━━━━━ DATA FOR PROCESSING ━━━━━

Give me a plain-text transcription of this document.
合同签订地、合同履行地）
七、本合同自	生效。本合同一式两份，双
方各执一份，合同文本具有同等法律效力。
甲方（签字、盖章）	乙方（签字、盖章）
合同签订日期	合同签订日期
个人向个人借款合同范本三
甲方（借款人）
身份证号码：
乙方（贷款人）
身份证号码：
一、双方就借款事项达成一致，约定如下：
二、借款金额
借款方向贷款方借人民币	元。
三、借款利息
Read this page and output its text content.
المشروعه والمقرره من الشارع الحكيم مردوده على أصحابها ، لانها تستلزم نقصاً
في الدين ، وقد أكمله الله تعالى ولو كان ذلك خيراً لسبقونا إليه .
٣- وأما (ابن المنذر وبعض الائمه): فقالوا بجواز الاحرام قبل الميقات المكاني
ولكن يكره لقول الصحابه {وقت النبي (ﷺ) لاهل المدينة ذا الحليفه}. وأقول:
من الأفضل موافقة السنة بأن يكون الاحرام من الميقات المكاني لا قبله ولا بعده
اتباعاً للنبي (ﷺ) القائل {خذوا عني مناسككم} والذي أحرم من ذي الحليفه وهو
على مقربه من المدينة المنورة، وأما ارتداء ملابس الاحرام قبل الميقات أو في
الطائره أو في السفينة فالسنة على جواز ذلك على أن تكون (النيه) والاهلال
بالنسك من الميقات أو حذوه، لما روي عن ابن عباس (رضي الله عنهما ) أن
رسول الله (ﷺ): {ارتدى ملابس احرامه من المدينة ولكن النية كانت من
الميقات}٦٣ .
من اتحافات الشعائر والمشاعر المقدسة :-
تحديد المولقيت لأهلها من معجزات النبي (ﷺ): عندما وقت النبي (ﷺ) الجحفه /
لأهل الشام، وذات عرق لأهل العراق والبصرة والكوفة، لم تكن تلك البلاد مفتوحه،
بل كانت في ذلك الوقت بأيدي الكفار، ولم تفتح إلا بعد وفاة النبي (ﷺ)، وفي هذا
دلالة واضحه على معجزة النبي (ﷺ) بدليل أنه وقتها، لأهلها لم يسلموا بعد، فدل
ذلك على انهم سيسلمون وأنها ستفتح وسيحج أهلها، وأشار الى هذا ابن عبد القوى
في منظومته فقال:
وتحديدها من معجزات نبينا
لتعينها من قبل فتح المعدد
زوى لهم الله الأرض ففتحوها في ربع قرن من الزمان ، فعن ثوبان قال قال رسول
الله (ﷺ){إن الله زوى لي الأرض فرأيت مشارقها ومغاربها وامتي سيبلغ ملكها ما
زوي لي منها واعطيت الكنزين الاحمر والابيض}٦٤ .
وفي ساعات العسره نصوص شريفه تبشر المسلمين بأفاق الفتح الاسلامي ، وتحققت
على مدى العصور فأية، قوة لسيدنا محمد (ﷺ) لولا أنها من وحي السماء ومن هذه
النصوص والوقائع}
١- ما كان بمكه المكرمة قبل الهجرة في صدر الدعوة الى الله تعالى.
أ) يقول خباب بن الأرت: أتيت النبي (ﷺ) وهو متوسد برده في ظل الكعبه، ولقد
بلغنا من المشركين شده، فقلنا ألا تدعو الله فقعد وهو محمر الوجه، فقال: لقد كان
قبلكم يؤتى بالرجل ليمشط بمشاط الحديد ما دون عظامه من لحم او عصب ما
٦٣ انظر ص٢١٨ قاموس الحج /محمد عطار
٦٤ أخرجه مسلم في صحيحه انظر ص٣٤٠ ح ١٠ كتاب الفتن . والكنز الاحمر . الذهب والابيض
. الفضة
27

━━━━━

TASK DESCRIPTION >> Your task is to extract all of the records exactly.

RESULT OF THE EXERCISE >>
Give me a plain-text transcription of this document.
合同签订地、合同履行地）
七、本合同自	生效。本合同一式两份，双
方各执一份，合同文本具有同等法律效力。
甲方（签字、盖章）	乙方（签字、盖章）
合同签订日期	合同签订日期
个人向个人借款合同范本三
甲方（借款人）
身份证号码：
乙方（贷款人）
身份证号码：
一、双方就借款事项达成一致，约定如下：
二、借款金额
借款方向贷款方借人民币	元。
三、借款利息
Read this page and output its text content.
المشروعه والمقرره من الشارع الحكيم مردوده على أصحابها ، لانها تستلزم نقصاً
في الدين ، وقد أكمله الله تعالى ولو كان ذلك خيراً لسبقونا إليه .
٣- وأما (ابن المنذر وبعض الائمه): فقالوا بجواز الاحرام قبل الميقات المكاني
ولكن يكره لقول الصحابه {وقت النبي (ﷺ) لاهل المدينة ذا الحليفه}. وأقول:
من الأفضل موافقة السنة بأن يكون الاحرام من الميقات المكاني لا قبله ولا بعده
اتباعاً للنبي (ﷺ) القائل {خذوا عني مناسككم} والذي أحرم من ذي الحليفه وهو
على مقربه من المدينة المنورة، وأما ارتداء ملابس الاحرام قبل الميقات أو في
الطائره أو في السفينة فالسنة على جواز ذلك على أن تكون (النيه) والاهلال
بالنسك من الميقات أو حذوه، لما روي عن ابن عباس (رضي الله عنهما ) أن
رسول الله (ﷺ): {ارتدى ملابس احرامه من المدينة ولكن النية كانت من
الميقات}٦٣ .
من اتحافات الشعائر والمشاعر المقدسة :-
تحديد المولقيت لأهلها من معجزات النبي (ﷺ): عندما وقت النبي (ﷺ) الجحفه /
لأهل الشام، وذات عرق لأهل العراق والبصرة والكوفة، لم تكن تلك البلاد مفتوحه،
بل كانت في ذلك الوقت بأيدي الكفار، ولم تفتح إلا بعد وفاة النبي (ﷺ)، وفي هذا
دلالة واضحه على معجزة النبي (ﷺ) بدليل أنه وقتها، لأهلها لم يسلموا بعد، فدل
ذلك على انهم سيسلمون وأنها ستفتح وسيحج أهلها، وأشار الى هذا ابن عبد القوى
في منظومته فقال:
وتحديدها من معجزات نبينا
لتعينها من قبل فتح المعدد
زوى لهم الله الأرض ففتحوها في ربع قرن من الزمان ، فعن ثوبان قال قال رسول
الله (ﷺ){إن الله زوى لي الأرض فرأيت مشارقها ومغاربها وامتي سيبلغ ملكها ما
زوي لي منها واعطيت الكنزين الاحمر والابيض}٦٤ .
وفي ساعات العسره نصوص شريفه تبشر المسلمين بأفاق الفتح الاسلامي ، وتحققت
على مدى العصور فأية، قوة لسيدنا محمد (ﷺ) لولا أنها من وحي السماء ومن هذه
النصوص والوقائع}
١- ما كان بمكه المكرمة قبل الهجرة في صدر الدعوة الى الله تعالى.
أ) يقول خباب بن الأرت: أتيت النبي (ﷺ) وهو متوسد برده في ظل الكعبه، ولقد
بلغنا من المشركين شده، فقلنا ألا تدعو الله فقعد وهو محمر الوجه، فقال: لقد كان
قبلكم يؤتى بالرجل ليمشط بمشاط الحديد ما دون عظامه من لحم او عصب ما
٦٣ انظر ص٢١٨ قاموس الحج /محمد عطار
٦٤ أخرجه مسلم في صحيحه انظر ص٣٤٠ ح ١٠ كتاب الفتن . والكنز الاحمر . الذهب والابيض
. الفضة
27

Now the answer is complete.